── MATERIAL FOR THE TASK

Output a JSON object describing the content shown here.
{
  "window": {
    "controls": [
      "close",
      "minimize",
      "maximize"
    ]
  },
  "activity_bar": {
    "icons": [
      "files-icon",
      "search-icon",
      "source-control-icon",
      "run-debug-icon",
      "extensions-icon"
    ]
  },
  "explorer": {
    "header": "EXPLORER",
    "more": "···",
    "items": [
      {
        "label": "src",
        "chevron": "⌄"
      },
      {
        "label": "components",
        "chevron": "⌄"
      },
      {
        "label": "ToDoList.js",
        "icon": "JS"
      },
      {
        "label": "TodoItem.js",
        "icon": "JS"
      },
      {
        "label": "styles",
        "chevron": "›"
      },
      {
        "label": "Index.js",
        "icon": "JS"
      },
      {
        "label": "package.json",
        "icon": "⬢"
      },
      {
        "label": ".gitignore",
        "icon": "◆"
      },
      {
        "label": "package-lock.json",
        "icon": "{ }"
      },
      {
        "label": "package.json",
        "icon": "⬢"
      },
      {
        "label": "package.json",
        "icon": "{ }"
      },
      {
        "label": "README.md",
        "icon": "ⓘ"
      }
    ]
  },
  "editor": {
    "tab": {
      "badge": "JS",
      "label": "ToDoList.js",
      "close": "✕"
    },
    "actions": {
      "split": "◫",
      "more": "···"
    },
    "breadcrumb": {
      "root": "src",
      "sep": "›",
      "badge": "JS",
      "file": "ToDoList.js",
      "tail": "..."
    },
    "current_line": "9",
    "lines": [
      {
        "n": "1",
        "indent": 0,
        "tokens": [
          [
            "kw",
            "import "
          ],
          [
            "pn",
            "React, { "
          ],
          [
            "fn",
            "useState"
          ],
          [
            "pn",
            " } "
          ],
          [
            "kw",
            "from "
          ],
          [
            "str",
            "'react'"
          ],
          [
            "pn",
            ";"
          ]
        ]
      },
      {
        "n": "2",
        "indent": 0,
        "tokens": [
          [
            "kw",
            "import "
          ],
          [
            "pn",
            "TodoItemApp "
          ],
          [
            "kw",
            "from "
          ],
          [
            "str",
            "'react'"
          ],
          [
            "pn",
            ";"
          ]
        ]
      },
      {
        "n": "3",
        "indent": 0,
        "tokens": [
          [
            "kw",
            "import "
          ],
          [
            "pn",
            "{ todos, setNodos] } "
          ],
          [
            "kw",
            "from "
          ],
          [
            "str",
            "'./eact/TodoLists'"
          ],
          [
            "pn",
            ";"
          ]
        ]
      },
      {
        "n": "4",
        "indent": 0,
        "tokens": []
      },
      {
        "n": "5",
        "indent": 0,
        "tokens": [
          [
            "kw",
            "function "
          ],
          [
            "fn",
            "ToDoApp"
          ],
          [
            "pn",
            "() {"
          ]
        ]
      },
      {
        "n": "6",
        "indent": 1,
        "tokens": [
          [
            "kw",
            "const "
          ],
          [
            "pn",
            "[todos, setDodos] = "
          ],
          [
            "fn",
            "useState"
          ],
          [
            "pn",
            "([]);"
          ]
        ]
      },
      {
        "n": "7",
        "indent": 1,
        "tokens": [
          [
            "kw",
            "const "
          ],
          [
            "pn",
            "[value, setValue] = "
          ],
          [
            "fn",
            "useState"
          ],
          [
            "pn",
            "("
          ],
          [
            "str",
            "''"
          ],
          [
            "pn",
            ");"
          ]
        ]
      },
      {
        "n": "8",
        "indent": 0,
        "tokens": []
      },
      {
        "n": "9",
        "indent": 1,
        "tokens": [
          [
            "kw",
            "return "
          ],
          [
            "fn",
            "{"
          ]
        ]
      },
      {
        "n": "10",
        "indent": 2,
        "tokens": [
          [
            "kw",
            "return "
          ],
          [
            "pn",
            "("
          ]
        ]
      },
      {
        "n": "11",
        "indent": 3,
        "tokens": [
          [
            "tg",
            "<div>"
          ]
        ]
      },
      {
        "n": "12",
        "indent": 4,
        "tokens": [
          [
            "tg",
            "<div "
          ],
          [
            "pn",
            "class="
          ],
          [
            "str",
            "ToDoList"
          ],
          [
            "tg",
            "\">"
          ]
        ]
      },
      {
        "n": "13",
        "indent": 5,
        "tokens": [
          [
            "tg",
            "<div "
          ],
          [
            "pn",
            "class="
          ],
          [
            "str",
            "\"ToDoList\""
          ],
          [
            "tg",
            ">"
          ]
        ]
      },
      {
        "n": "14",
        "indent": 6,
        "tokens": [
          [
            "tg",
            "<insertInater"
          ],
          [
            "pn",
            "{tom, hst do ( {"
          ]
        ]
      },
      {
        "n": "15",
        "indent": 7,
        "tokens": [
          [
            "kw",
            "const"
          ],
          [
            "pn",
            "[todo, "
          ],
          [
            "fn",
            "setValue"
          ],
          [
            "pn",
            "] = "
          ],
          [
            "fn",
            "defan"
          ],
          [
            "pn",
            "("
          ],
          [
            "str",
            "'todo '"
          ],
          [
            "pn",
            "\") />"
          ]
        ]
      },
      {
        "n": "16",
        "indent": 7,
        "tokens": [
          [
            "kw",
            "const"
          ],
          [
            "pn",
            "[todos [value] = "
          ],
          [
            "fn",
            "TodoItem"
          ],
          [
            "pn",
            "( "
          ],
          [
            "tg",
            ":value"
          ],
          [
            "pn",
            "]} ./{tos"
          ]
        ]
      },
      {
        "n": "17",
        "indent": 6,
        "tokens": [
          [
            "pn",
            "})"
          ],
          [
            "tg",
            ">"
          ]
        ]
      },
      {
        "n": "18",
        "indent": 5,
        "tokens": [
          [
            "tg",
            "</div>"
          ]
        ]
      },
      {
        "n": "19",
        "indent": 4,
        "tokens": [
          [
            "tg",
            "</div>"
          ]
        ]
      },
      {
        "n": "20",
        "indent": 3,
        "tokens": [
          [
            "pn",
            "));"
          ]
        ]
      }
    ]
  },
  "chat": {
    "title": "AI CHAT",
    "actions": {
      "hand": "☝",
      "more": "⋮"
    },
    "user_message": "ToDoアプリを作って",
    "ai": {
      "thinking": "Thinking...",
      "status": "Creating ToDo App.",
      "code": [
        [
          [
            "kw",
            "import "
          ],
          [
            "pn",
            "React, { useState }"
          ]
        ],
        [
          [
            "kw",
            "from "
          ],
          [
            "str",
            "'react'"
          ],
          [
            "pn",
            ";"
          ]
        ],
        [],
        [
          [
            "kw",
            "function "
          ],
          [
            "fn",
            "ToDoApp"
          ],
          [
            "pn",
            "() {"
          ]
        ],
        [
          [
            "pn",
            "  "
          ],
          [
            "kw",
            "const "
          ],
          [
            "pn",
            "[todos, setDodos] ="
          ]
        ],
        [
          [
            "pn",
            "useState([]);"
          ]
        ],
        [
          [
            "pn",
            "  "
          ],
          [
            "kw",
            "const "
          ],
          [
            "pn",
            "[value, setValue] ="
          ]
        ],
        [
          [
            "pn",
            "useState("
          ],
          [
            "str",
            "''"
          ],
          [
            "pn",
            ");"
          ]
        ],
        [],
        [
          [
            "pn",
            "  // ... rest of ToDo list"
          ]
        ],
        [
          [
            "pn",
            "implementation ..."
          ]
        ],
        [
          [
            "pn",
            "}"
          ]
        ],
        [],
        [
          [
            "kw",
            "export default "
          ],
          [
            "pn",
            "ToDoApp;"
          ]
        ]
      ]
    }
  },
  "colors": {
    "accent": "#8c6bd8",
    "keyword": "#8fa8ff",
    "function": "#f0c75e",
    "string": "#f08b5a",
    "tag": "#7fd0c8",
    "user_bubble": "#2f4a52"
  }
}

────

PROBLEM REQUIREMENTS:
Pull out each record as written and restate it exactly.

SOLUTION BELOW:
Output a JSON object describing the content shown here.
{
  "window": {
    "controls": [
      "close",
      "minimize",
      "maximize"
    ]
  },
  "activity_bar": {
    "icons": [
      "files-icon",
      "search-icon",
      "source-control-icon",
      "run-debug-icon",
      "extensions-icon"
    ]
  },
  "explorer": {
    "header": "EXPLORER",
    "more": "···",
    "items": [
      {
        "label": "src",
        "chevron": "⌄"
      },
      {
        "label": "components",
        "chevron": "⌄"
      },
      {
        "label": "ToDoList.js",
        "icon": "JS"
      },
      {
        "label": "TodoItem.js",
        "icon": "JS"
      },
      {
        "label": "styles",
        "chevron": "›"
      },
      {
        "label": "Index.js",
        "icon": "JS"
      },
      {
        "label": "package.json",
        "icon": "⬢"
      },
      {
        "label": ".gitignore",
        "icon": "◆"
      },
      {
        "label": "package-lock.json",
        "icon": "{ }"
      },
      {
        "label": "package.json",
        "icon": "⬢"
      },
      {
        "label": "package.json",
        "icon": "{ }"
      },
      {
        "label": "README.md",
        "icon": "ⓘ"
      }
    ]
  },
  "editor": {
    "tab": {
      "badge": "JS",
      "label": "ToDoList.js",
      "close": "✕"
    },
    "actions": {
      "split": "◫",
      "more": "···"
    },
    "breadcrumb": {
      "root": "src",
      "sep": "›",
      "badge": "JS",
      "file": "ToDoList.js",
      "tail": "..."
    },
    "current_line": "9",
    "lines": [
      {
        "n": "1",
        "indent": 0,
        "tokens": [
          [
            "kw",
            "import "
          ],
          [
            "pn",
            "React, { "
          ],
          [
            "fn",
            "useState"
          ],
          [
            "pn",
            " } "
          ],
          [
            "kw",
            "from "
          ],
          [
            "str",
            "'react'"
          ],
          [
            "pn",
            ";"
          ]
        ]
      },
      {
        "n": "2",
        "indent": 0,
        "tokens": [
          [
            "kw",
            "import "
          ],
          [
            "pn",
            "TodoItemApp "
          ],
          [
            "kw",
            "from "
          ],
          [
            "str",
            "'react'"
          ],
          [
            "pn",
            ";"
          ]
        ]
      },
      {
        "n": "3",
        "indent": 0,
        "tokens": [
          [
            "kw",
            "import "
          ],
          [
            "pn",
            "{ todos, setNodos] } "
          ],
          [
            "kw",
            "from "
          ],
          [
            "str",
            "'./eact/TodoLists'"
          ],
          [
            "pn",
            ";"
          ]
        ]
      },
      {
        "n": "4",
        "indent": 0,
        "tokens": []
      },
      {
        "n": "5",
        "indent": 0,
        "tokens": [
          [
            "kw",
            "function "
          ],
          [
            "fn",
            "ToDoApp"
          ],
          [
            "pn",
            "() {"
          ]
        ]
      },
      {
        "n": "6",
        "indent": 1,
        "tokens": [
          [
            "kw",
            "const "
          ],
          [
            "pn",
            "[todos, setDodos] = "
          ],
          [
            "fn",
            "useState"
          ],
          [
            "pn",
            "([]);"
          ]
        ]
      },
      {
        "n": "7",
        "indent": 1,
        "tokens": [
          [
            "kw",
            "const "
          ],
          [
            "pn",
            "[value, setValue] = "
          ],
          [
            "fn",
            "useState"
          ],
          [
            "pn",
            "("
          ],
          [
            "str",
            "''"
          ],
          [
            "pn",
            ");"
          ]
        ]
      },
      {
        "n": "8",
        "indent": 0,
        "tokens": []
      },
      {
        "n": "9",
        "indent": 1,
        "tokens": [
          [
            "kw",
            "return "
          ],
          [
            "fn",
            "{"
          ]
        ]
      },
      {
        "n": "10",
        "indent": 2,
        "tokens": [
          [
            "kw",
            "return "
          ],
          [
            "pn",
            "("
          ]
        ]
      },
      {
        "n": "11",
        "indent": 3,
        "tokens": [
          [
            "tg",
            "<div>"
          ]
        ]
      },
      {
        "n": "12",
        "indent": 4,
        "tokens": [
          [
            "tg",
            "<div "
          ],
          [
            "pn",
            "class="
          ],
          [
            "str",
            "ToDoList"
          ],
          [
            "tg",
            "\">"
          ]
        ]
      },
      {
        "n": "13",
        "indent": 5,
        "tokens": [
          [
            "tg",
            "<div "
          ],
          [
            "pn",
            "class="
          ],
          [
            "str",
            "\"ToDoList\""
          ],
          [
            "tg",
            ">"
          ]
        ]
      },
      {
        "n": "14",
        "indent": 6,
        "tokens": [
          [
            "tg",
            "<insertInater"
          ],
          [
            "pn",
            "{tom, hst do ( {"
          ]
        ]
      },
      {
        "n": "15",
        "indent": 7,
        "tokens": [
          [
            "kw",
            "const"
          ],
          [
            "pn",
            "[todo, "
          ],
          [
            "fn",
            "setValue"
          ],
          [
            "pn",
            "] = "
          ],
          [
            "fn",
            "defan"
          ],
          [
            "pn",
            "("
          ],
          [
            "str",
            "'todo '"
          ],
          [
            "pn",
            "\") />"
          ]
        ]
      },
      {
        "n": "16",
        "indent": 7,
        "tokens": [
          [
            "kw",
            "const"
          ],
          [
            "pn",
            "[todos [value] = "
          ],
          [
            "fn",
            "TodoItem"
          ],
          [
            "pn",
            "( "
          ],
          [
            "tg",
            ":value"
          ],
          [
            "pn",
            "]} ./{tos"
          ]
        ]
      },
      {
        "n": "17",
        "indent": 6,
        "tokens": [
          [
            "pn",
            "})"
          ],
          [
            "tg",
            ">"
          ]
        ]
      },
      {
        "n": "18",
        "indent": 5,
        "tokens": [
          [
            "tg",
            "</div>"
          ]
        ]
      },
      {
        "n": "19",
        "indent": 4,
        "tokens": [
          [
            "tg",
            "</div>"
          ]
        ]
      },
      {
        "n": "20",
        "indent": 3,
        "tokens": [
          [
            "pn",
            "));"
          ]
        ]
      }
    ]
  },
  "chat": {
    "title": "AI CHAT",
    "actions": {
      "hand": "☝",
      "more": "⋮"
    },
    "user_message": "ToDoアプリを作って",
    "ai": {
      "thinking": "Thinking...",
      "status": "Creating ToDo App.",
      "code": [
        [
          [
            "kw",
            "import "
          ],
          [
            "pn",
            "React, { useState }"
          ]
        ],
        [
          [
            "kw",
            "from "
          ],
          [
            "str",
            "'react'"
          ],
          [
            "pn",
            ";"
          ]
        ],
        [],
        [
          [
            "kw",
            "function "
          ],
          [
            "fn",
            "ToDoApp"
          ],
          [
            "pn",
            "() {"
          ]
        ],
        [
          [
            "pn",
            "  "
          ],
          [
            "kw",
            "const "
          ],
          [
            "pn",
            "[todos, setDodos] ="
          ]
        ],
        [
          [
            "pn",
            "useState([]);"
          ]
        ],
        [
          [
            "pn",
            "  "
          ],
          [
            "kw",
            "const "
          ],
          [
            "pn",
            "[value, setValue] ="
          ]
        ],
        [
          [
            "pn",
            "useState("
          ],
          [
            "str",
            "''"
          ],
          [
            "pn",
            ");"
          ]
        ],
        [],
        [
          [
            "pn",
            "  // ... rest of ToDo list"
          ]
        ],
        [
          [
            "pn",
            "implementation ..."
          ]
        ],
        [
          [
            "pn",
            "}"
          ]
        ],
        [],
        [
          [
            "kw",
            "export default "
          ],
          [
            "pn",
            "ToDoApp;"
          ]
        ]
      ]
    }
  },
  "colors": {
    "accent": "#8c6bd8",
    "keyword": "#8fa8ff",
    "function": "#f0c75e",
    "string": "#f08b5a",
    "tag": "#7fd0c8",
    "user_bubble": "#2f4a52"
  }
}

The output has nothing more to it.